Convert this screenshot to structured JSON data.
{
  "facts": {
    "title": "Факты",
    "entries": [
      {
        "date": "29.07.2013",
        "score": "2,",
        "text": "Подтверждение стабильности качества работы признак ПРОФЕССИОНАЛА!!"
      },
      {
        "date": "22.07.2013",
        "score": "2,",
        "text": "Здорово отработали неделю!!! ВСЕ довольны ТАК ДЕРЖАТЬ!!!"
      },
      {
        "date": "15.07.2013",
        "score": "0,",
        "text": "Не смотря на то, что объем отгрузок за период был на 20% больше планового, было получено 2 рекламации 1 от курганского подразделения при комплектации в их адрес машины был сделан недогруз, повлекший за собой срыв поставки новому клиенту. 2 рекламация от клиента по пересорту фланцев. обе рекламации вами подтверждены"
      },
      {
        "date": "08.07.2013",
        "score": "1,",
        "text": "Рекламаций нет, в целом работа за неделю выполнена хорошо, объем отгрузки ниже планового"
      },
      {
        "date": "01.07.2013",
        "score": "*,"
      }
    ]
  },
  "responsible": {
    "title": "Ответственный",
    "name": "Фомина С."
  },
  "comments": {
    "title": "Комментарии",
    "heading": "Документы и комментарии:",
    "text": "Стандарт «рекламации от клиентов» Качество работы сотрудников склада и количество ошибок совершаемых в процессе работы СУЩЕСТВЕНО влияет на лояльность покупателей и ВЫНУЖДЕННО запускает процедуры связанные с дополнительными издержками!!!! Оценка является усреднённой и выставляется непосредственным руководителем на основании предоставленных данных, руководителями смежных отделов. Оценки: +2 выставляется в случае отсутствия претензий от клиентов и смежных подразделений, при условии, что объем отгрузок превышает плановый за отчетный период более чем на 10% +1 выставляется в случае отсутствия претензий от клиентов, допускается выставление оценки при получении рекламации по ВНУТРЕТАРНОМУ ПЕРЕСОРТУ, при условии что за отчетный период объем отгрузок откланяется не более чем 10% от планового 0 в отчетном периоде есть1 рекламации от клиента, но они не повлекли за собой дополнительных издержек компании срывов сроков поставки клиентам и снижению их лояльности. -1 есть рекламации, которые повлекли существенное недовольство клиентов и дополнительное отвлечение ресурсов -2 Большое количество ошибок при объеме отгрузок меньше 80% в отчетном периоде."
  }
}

_Goal of the exercise_
Output the entries exactly.

_Exercise output_
Convert this screenshot to structured JSON data.
{
  "facts": {
    "title": "Факты",
    "entries": [
      {
        "date": "29.07.2013",
        "score": "2,",
        "text": "Подтверждение стабильности качества работы признак ПРОФЕССИОНАЛА!!"
      },
      {
        "date": "22.07.2013",
        "score": "2,",
        "text": "Здорово отработали неделю!!! ВСЕ довольны ТАК ДЕРЖАТЬ!!!"
      },
      {
        "date": "15.07.2013",
        "score": "0,",
        "text": "Не смотря на то, что объем отгрузок за период был на 20% больше планового, было получено 2 рекламации 1 от курганского подразделения при комплектации в их адрес машины был сделан недогруз, повлекший за собой срыв поставки новому клиенту. 2 рекламация от клиента по пересорту фланцев. обе рекламации вами подтверждены"
      },
      {
        "date": "08.07.2013",
        "score": "1,",
        "text": "Рекламаций нет, в целом работа за неделю выполнена хорошо, объем отгрузки ниже планового"
      },
      {
        "date": "01.07.2013",
        "score": "*,"
      }
    ]
  },
  "responsible": {
    "title": "Ответственный",
    "name": "Фомина С."
  },
  "comments": {
    "title": "Комментарии",
    "heading": "Документы и комментарии:",
    "text": "Стандарт «рекламации от клиентов» Качество работы сотрудников склада и количество ошибок совершаемых в процессе работы СУЩЕСТВЕНО влияет на лояльность покупателей и ВЫНУЖДЕННО запускает процедуры связанные с дополнительными издержками!!!! Оценка является усреднённой и выставляется непосредственным руководителем на основании предоставленных данных, руководителями смежных отделов. Оценки: +2 выставляется в случае отсутствия претензий от клиентов и смежных подразделений, при условии, что объем отгрузок превышает плановый за отчетный период более чем на 10% +1 выставляется в случае отсутствия претензий от клиентов, допускается выставление оценки при получении рекламации по ВНУТРЕТАРНОМУ ПЕРЕСОРТУ, при условии что за отчетный период объем отгрузок откланяется не более чем 10% от планового 0 в отчетном периоде есть1 рекламации от клиента, но они не повлекли за собой дополнительных издержек компании срывов сроков поставки клиентам и снижению их лояльности. -1 есть рекламации, которые повлекли существенное недовольство клиентов и дополнительное отвлечение ресурсов -2 Большое количество ошибок при объеме отгрузок меньше 80% в отчетном периоде."
  }
}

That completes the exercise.